◆ **AIM**: In the records below, work out how many lines hold the word "Displacement". Report the number alone.

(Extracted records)

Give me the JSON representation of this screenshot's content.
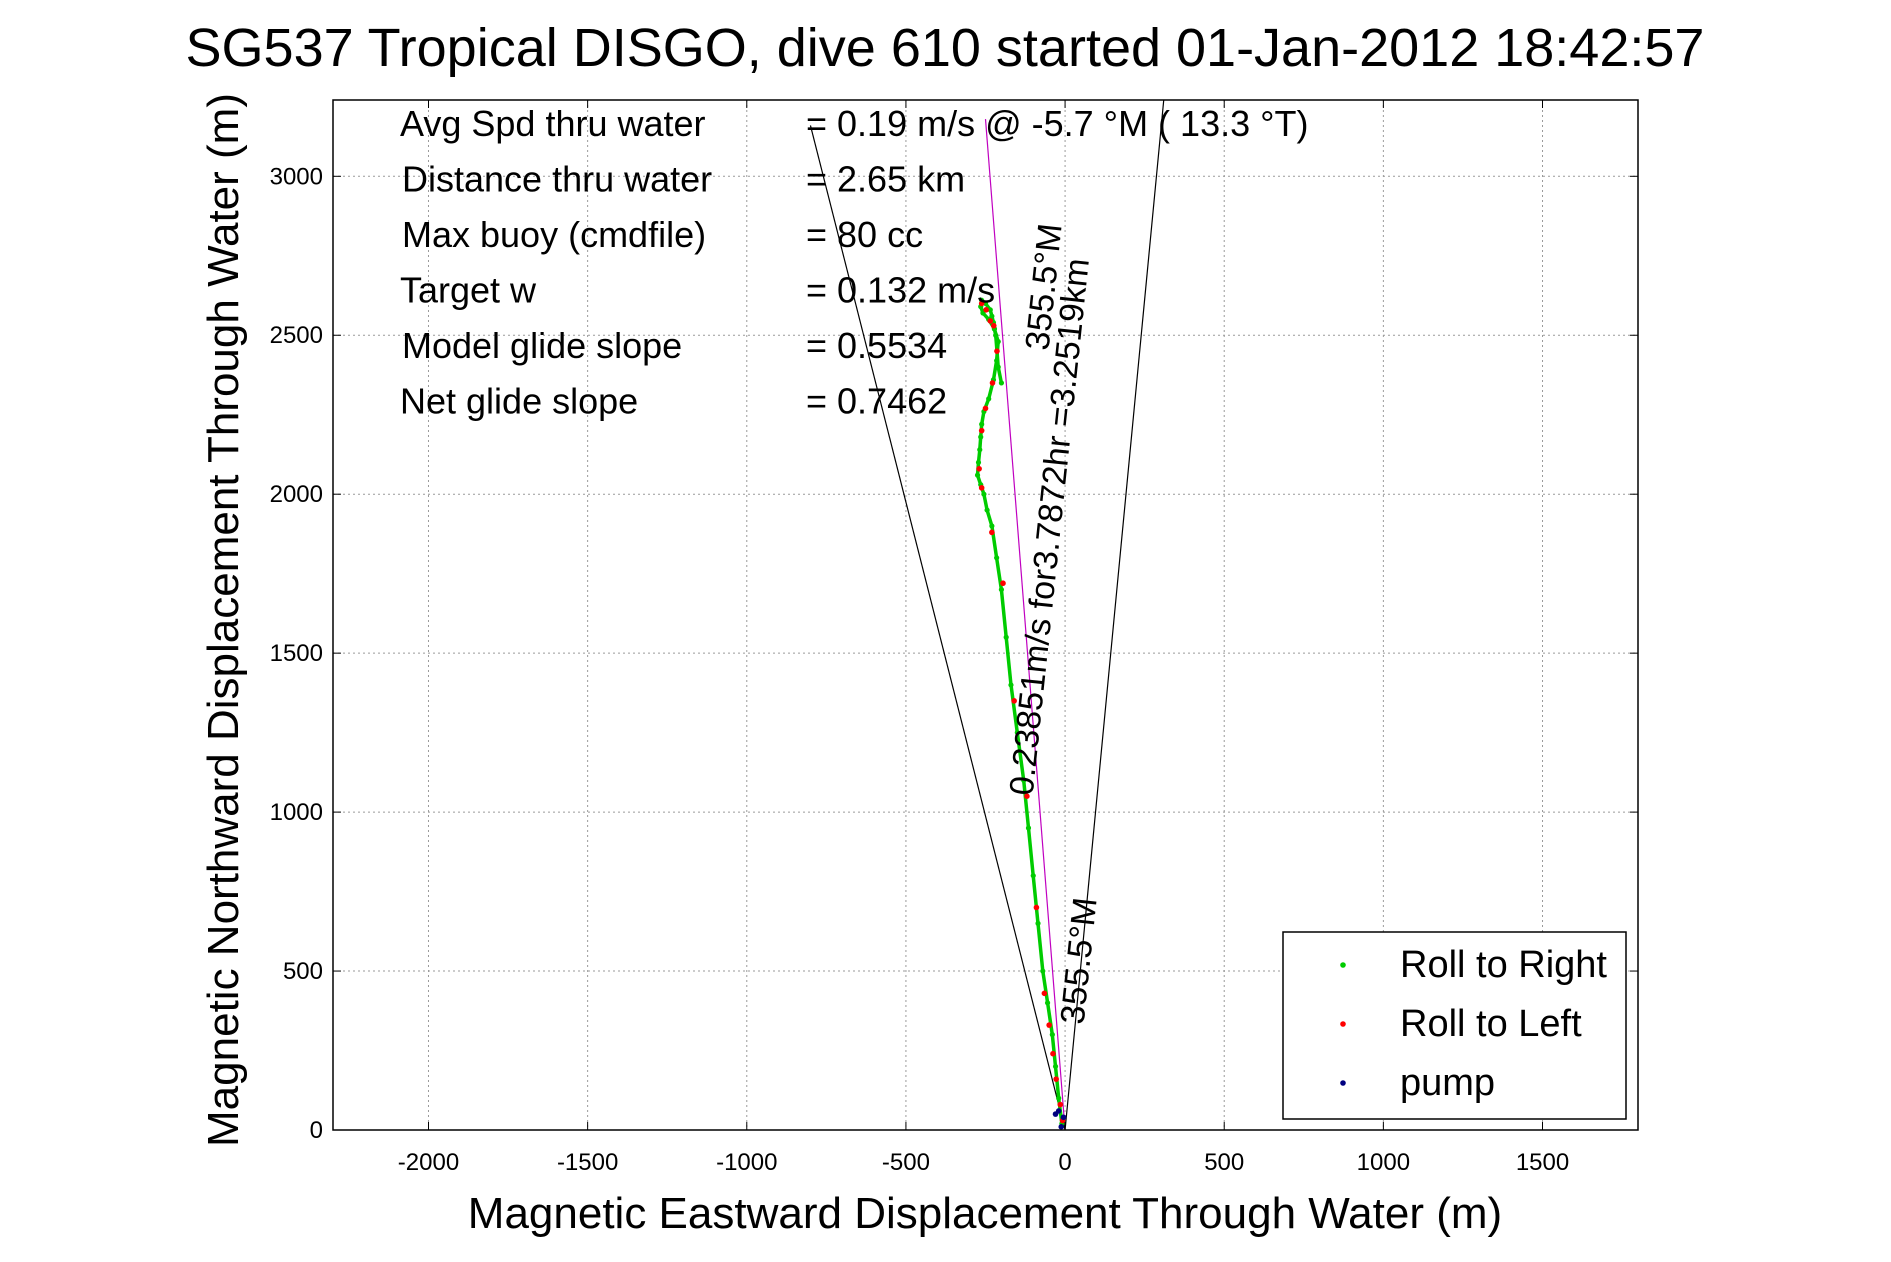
{
  "chart_data": {
    "type": "scatter",
    "title": "SG537 Tropical DISGO, dive 610 started 01-Jan-2012 18:42:57",
    "xlabel": "Magnetic Eastward Displacement Through Water (m)",
    "ylabel": "Magnetic Northward Displacement Through Water (m)",
    "xlim": [
      -2300,
      1800
    ],
    "ylim": [
      0,
      3240
    ],
    "x_ticks": [
      -2000,
      -1500,
      -1000,
      -500,
      0,
      500,
      1000,
      1500
    ],
    "y_ticks": [
      0,
      500,
      1000,
      1500,
      2000,
      2500,
      3000
    ],
    "x_tick_labels": [
      "-2000",
      "-1500",
      "-1000",
      "-500",
      "0",
      "500",
      "1000",
      "1500"
    ],
    "y_tick_labels": [
      "0",
      "500",
      "1000",
      "1500",
      "2000",
      "2500",
      "3000"
    ],
    "grid": true,
    "legend_position": "bottom-right",
    "stats": [
      {
        "label": "Avg Spd thru water",
        "value": "=  0.19 m/s @  -5.7 °M ( 13.3 °T)"
      },
      {
        "label": "Distance thru water",
        "value": "=  2.65 km"
      },
      {
        "label": "Max buoy (cmdfile)",
        "value": "= 80 cc"
      },
      {
        "label": "Target w",
        "value": "= 0.132 m/s"
      },
      {
        "label": "Model glide slope",
        "value": "= 0.5534"
      },
      {
        "label": "Net glide slope",
        "value": "= 0.7462"
      }
    ],
    "annotations": [
      {
        "text": "0.23851m/s for3.7872hr =3.2519km",
        "x": -140,
        "y": 1050
      },
      {
        "text": "355.5°M",
        "x": 20,
        "y": 330
      },
      {
        "text": "355.5°M",
        "x": -90,
        "y": 2450
      }
    ],
    "heading_lines": [
      {
        "name": "course",
        "x": [
          0,
          -250
        ],
        "y": [
          0,
          3180
        ],
        "color": "#c000c0"
      },
      {
        "name": "west-bound",
        "x": [
          0,
          -800
        ],
        "y": [
          0,
          3160
        ],
        "color": "#000000"
      },
      {
        "name": "east-bound",
        "x": [
          0,
          310
        ],
        "y": [
          0,
          3240
        ],
        "color": "#000000"
      }
    ],
    "series": [
      {
        "name": "Roll to Right",
        "color": "#00cc00",
        "x": [
          -10,
          -20,
          -30,
          -40,
          -55,
          -70,
          -85,
          -100,
          -115,
          -130,
          -150,
          -170,
          -185,
          -200,
          -215,
          -230,
          -245,
          -255,
          -265,
          -275,
          -272,
          -268,
          -265,
          -262,
          -255,
          -240,
          -225,
          -215,
          -210,
          -222,
          -240,
          -258,
          -265,
          -262,
          -250,
          -235,
          -230,
          -225,
          -222,
          -218,
          -214,
          -210,
          -200
        ],
        "y": [
          20,
          100,
          200,
          300,
          400,
          500,
          650,
          800,
          950,
          1100,
          1250,
          1400,
          1550,
          1700,
          1800,
          1900,
          1950,
          2000,
          2030,
          2060,
          2100,
          2140,
          2180,
          2220,
          2260,
          2300,
          2360,
          2420,
          2480,
          2520,
          2550,
          2570,
          2590,
          2610,
          2600,
          2580,
          2560,
          2540,
          2520,
          2500,
          2450,
          2400,
          2350
        ]
      },
      {
        "name": "Roll to Left",
        "color": "#ff0000",
        "x": [
          -8,
          -15,
          -28,
          -38,
          -50,
          -65,
          -90,
          -120,
          -160,
          -195,
          -230,
          -262,
          -270,
          -262,
          -250,
          -228,
          -214,
          -235,
          -262,
          -248,
          -224
        ],
        "y": [
          30,
          80,
          160,
          240,
          330,
          430,
          700,
          1050,
          1350,
          1720,
          1880,
          2020,
          2080,
          2200,
          2270,
          2350,
          2450,
          2545,
          2600,
          2580,
          2530
        ]
      },
      {
        "name": "pump",
        "color": "#000080",
        "x": [
          -12,
          -5,
          -20,
          -30
        ],
        "y": [
          10,
          40,
          60,
          50
        ]
      }
    ]
  }
}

◆ **EXERCISE ANSWER**: 2